[Saved entries]
*** Block opens ***

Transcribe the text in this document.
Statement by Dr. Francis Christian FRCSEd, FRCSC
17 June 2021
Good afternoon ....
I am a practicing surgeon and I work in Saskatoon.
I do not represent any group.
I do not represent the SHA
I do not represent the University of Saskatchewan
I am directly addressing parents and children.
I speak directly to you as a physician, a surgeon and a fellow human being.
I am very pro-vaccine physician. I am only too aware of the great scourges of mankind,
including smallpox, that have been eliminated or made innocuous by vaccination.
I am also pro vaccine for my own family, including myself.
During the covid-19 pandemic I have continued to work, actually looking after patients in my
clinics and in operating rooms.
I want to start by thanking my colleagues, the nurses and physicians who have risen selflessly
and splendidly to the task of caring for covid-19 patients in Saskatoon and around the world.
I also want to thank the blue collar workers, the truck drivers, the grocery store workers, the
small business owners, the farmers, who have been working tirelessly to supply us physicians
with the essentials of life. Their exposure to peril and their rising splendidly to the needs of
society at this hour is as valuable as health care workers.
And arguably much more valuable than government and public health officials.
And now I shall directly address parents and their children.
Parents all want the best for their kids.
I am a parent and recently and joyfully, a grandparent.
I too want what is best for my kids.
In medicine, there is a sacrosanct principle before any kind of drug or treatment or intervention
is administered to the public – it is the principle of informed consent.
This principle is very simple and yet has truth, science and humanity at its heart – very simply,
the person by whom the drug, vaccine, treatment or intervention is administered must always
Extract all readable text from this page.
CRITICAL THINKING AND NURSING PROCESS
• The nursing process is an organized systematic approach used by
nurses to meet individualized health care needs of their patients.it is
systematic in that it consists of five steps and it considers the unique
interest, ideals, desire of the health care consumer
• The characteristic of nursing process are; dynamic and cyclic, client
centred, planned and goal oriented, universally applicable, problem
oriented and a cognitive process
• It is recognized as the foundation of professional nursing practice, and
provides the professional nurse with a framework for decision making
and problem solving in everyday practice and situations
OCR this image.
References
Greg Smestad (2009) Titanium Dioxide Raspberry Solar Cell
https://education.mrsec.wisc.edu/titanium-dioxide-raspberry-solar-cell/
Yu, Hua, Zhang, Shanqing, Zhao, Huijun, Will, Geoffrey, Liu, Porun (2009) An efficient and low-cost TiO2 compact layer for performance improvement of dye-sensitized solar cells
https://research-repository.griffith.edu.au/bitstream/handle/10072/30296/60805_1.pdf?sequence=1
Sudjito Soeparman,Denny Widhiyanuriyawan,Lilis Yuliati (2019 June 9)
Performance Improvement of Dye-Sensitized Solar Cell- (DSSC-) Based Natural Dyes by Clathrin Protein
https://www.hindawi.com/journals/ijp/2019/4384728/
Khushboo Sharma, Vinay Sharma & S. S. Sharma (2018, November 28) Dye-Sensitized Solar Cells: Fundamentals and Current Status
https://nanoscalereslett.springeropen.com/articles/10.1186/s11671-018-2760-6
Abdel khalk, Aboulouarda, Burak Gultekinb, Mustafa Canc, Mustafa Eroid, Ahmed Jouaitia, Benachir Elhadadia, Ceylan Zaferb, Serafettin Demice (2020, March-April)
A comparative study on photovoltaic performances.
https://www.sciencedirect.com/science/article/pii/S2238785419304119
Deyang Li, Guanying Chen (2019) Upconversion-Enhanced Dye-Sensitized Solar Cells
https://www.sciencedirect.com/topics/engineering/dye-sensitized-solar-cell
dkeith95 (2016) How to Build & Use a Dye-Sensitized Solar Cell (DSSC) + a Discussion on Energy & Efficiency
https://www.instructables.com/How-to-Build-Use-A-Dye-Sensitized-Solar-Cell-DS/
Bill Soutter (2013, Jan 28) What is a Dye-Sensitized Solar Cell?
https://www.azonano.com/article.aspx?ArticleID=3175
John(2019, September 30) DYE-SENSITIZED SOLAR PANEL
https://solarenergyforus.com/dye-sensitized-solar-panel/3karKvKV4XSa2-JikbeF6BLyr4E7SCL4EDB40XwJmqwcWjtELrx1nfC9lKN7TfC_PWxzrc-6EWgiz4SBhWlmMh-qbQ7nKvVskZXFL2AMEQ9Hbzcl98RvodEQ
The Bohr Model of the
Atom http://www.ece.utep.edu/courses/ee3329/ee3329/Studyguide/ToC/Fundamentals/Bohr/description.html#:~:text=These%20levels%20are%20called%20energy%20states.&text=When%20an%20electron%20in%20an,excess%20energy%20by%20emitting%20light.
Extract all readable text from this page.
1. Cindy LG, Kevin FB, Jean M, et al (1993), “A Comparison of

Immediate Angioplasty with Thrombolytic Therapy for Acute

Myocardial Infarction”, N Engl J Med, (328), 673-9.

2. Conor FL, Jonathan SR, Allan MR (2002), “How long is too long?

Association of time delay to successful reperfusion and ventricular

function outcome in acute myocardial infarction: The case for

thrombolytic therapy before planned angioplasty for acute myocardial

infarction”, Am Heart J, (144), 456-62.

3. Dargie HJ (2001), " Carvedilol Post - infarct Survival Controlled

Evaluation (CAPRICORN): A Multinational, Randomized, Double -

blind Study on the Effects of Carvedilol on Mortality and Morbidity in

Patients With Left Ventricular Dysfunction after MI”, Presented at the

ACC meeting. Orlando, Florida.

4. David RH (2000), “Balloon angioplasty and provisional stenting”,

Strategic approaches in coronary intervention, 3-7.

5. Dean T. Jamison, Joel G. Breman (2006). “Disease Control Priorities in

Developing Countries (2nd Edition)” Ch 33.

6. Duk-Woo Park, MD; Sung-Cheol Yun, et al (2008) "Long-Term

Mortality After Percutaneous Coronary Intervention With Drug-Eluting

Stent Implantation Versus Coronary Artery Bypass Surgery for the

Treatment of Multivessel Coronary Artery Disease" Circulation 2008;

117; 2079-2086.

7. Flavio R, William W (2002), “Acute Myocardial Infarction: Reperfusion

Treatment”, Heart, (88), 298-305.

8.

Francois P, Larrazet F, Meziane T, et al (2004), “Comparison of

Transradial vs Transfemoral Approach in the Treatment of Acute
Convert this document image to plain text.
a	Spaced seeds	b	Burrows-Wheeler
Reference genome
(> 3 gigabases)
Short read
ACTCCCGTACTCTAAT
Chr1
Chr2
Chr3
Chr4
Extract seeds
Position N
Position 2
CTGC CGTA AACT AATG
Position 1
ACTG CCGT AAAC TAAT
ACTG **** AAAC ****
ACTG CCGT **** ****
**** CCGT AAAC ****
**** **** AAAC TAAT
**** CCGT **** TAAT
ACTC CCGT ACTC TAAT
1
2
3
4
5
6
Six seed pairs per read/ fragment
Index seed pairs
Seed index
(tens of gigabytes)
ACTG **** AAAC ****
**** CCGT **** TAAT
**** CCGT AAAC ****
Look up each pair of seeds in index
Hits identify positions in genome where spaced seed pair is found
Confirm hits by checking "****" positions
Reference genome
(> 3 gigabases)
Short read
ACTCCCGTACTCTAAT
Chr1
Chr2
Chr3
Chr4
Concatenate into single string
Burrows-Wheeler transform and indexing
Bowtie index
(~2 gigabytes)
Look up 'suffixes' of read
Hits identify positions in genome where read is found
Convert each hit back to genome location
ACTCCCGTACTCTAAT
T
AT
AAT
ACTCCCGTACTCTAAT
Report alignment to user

*** Block closes ***

> [ACTIVITY]:
Wherever the word "nurses" turns up in the records above, copy the line that holds it.

> [RESPONSE BELOW]:
I want to start by thanking my colleagues, the nurses and physicians who have risen selflessly
nurses to meet individualized health care needs of their patients.it is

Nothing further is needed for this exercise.